→ **DATA PROVIDED**:
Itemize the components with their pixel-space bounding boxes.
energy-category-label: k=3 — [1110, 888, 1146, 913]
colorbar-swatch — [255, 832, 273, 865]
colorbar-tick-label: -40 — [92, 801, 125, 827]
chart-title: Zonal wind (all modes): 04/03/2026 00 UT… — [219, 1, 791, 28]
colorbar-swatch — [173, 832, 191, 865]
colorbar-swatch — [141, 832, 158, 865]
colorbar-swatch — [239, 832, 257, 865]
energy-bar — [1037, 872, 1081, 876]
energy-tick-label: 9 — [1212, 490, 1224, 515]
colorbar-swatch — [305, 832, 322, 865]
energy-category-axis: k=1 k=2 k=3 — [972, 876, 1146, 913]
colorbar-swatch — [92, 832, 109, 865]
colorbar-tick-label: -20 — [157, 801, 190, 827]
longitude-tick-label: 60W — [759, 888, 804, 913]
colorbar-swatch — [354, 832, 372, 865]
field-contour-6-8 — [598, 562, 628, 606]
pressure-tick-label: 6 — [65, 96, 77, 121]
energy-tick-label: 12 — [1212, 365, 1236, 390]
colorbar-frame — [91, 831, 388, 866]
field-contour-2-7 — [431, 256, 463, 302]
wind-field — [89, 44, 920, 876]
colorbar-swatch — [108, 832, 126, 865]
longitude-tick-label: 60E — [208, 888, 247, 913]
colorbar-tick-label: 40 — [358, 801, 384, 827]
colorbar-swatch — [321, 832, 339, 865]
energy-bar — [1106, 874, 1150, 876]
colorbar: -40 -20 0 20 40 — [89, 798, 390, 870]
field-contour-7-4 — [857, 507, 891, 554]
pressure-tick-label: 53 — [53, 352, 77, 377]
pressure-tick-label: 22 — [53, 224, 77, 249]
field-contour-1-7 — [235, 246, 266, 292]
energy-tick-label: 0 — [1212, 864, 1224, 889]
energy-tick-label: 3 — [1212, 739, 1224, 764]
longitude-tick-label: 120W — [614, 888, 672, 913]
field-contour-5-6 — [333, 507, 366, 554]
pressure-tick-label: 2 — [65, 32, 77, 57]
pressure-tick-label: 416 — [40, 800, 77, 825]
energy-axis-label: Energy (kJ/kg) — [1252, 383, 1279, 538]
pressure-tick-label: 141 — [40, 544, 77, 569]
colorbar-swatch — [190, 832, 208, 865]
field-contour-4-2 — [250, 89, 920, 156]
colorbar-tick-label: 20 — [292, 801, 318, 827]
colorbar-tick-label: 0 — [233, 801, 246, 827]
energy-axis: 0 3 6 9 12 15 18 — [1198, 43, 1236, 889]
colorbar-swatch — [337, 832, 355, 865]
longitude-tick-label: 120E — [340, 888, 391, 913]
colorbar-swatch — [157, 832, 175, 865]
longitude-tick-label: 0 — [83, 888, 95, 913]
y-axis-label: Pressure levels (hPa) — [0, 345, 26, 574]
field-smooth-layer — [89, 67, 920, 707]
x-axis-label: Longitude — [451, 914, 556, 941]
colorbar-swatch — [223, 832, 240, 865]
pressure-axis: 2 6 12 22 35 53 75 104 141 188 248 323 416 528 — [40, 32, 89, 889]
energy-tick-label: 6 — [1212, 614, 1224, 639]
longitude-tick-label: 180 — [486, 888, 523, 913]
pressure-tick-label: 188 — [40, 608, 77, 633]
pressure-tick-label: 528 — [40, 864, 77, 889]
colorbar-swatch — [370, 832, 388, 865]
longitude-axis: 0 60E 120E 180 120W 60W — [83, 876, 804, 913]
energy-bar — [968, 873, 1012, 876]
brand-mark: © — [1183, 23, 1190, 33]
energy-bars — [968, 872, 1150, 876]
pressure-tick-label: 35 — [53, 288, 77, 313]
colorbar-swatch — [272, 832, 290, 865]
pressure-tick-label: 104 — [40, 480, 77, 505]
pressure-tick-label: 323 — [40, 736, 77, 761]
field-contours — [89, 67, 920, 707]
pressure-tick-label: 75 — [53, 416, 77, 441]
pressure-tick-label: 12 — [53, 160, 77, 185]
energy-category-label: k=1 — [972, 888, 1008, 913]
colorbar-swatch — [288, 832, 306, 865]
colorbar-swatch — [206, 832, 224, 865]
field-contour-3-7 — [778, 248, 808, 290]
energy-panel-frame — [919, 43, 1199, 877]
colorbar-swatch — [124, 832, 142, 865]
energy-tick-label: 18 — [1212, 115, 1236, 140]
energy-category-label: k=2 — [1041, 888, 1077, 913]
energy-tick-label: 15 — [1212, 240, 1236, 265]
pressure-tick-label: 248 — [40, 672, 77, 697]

→ **REQUEST**:
Reproduce every line of the entries above verbatim, with no changes to wording, numbers, punctuation, or order.

→ **ANSWER IN FULL**:
Itemize the components with their pixel-space bounding boxes.
energy-category-label: k=3 — [1110, 888, 1146, 913]
colorbar-swatch — [255, 832, 273, 865]
colorbar-tick-label: -40 — [92, 801, 125, 827]
chart-title: Zonal wind (all modes): 04/03/2026 00 UT… — [219, 1, 791, 28]
colorbar-swatch — [173, 832, 191, 865]
colorbar-swatch — [141, 832, 158, 865]
colorbar-swatch — [239, 832, 257, 865]
energy-bar — [1037, 872, 1081, 876]
energy-tick-label: 9 — [1212, 490, 1224, 515]
colorbar-swatch — [305, 832, 322, 865]
energy-category-axis: k=1 k=2 k=3 — [972, 876, 1146, 913]
colorbar-swatch — [92, 832, 109, 865]
colorbar-tick-label: -20 — [157, 801, 190, 827]
longitude-tick-label: 60W — [759, 888, 804, 913]
colorbar-swatch — [354, 832, 372, 865]
field-contour-6-8 — [598, 562, 628, 606]
pressure-tick-label: 6 — [65, 96, 77, 121]
energy-tick-label: 12 — [1212, 365, 1236, 390]
colorbar-frame — [91, 831, 388, 866]
field-contour-2-7 — [431, 256, 463, 302]
wind-field — [89, 44, 920, 876]
colorbar-swatch — [108, 832, 126, 865]
longitude-tick-label: 60E — [208, 888, 247, 913]
colorbar-tick-label: 40 — [358, 801, 384, 827]
colorbar-swatch — [321, 832, 339, 865]
energy-bar — [1106, 874, 1150, 876]
colorbar: -40 -20 0 20 40 — [89, 798, 390, 870]
field-contour-7-4 — [857, 507, 891, 554]
pressure-tick-label: 53 — [53, 352, 77, 377]
pressure-tick-label: 22 — [53, 224, 77, 249]
field-contour-1-7 — [235, 246, 266, 292]
energy-tick-label: 0 — [1212, 864, 1224, 889]
energy-tick-label: 3 — [1212, 739, 1224, 764]
longitude-tick-label: 120W — [614, 888, 672, 913]
field-contour-5-6 — [333, 507, 366, 554]
pressure-tick-label: 2 — [65, 32, 77, 57]
pressure-tick-label: 416 — [40, 800, 77, 825]
energy-axis-label: Energy (kJ/kg) — [1252, 383, 1279, 538]
pressure-tick-label: 141 — [40, 544, 77, 569]
colorbar-swatch — [190, 832, 208, 865]
field-contour-4-2 — [250, 89, 920, 156]
colorbar-tick-label: 20 — [292, 801, 318, 827]
colorbar-tick-label: 0 — [233, 801, 246, 827]
energy-axis: 0 3 6 9 12 15 18 — [1198, 43, 1236, 889]
colorbar-swatch — [337, 832, 355, 865]
longitude-tick-label: 120E — [340, 888, 391, 913]
colorbar-swatch — [157, 832, 175, 865]
longitude-tick-label: 0 — [83, 888, 95, 913]
y-axis-label: Pressure levels (hPa) — [0, 345, 26, 574]
field-smooth-layer — [89, 67, 920, 707]
x-axis-label: Longitude — [451, 914, 556, 941]
colorbar-swatch — [223, 832, 240, 865]
pressure-axis: 2 6 12 22 35 53 75 104 141 188 248 323 416 528 — [40, 32, 89, 889]
energy-tick-label: 6 — [1212, 614, 1224, 639]
longitude-tick-label: 180 — [486, 888, 523, 913]
pressure-tick-label: 188 — [40, 608, 77, 633]
pressure-tick-label: 528 — [40, 864, 77, 889]
colorbar-swatch — [370, 832, 388, 865]
longitude-axis: 0 60E 120E 180 120W 60W — [83, 876, 804, 913]
energy-bar — [968, 873, 1012, 876]
brand-mark: © — [1183, 23, 1190, 33]
energy-bars — [968, 872, 1150, 876]
pressure-tick-label: 35 — [53, 288, 77, 313]
colorbar-swatch — [272, 832, 290, 865]
pressure-tick-label: 104 — [40, 480, 77, 505]
pressure-tick-label: 323 — [40, 736, 77, 761]
field-contours — [89, 67, 920, 707]
pressure-tick-label: 75 — [53, 416, 77, 441]
pressure-tick-label: 12 — [53, 160, 77, 185]
energy-category-label: k=1 — [972, 888, 1008, 913]
colorbar-swatch — [288, 832, 306, 865]
colorbar-swatch — [206, 832, 224, 865]
field-contour-3-7 — [778, 248, 808, 290]
energy-panel-frame — [919, 43, 1199, 877]
colorbar-swatch — [124, 832, 142, 865]
energy-tick-label: 18 — [1212, 115, 1236, 140]
energy-category-label: k=2 — [1041, 888, 1077, 913]
energy-tick-label: 15 — [1212, 240, 1236, 265]
pressure-tick-label: 248 — [40, 672, 77, 697]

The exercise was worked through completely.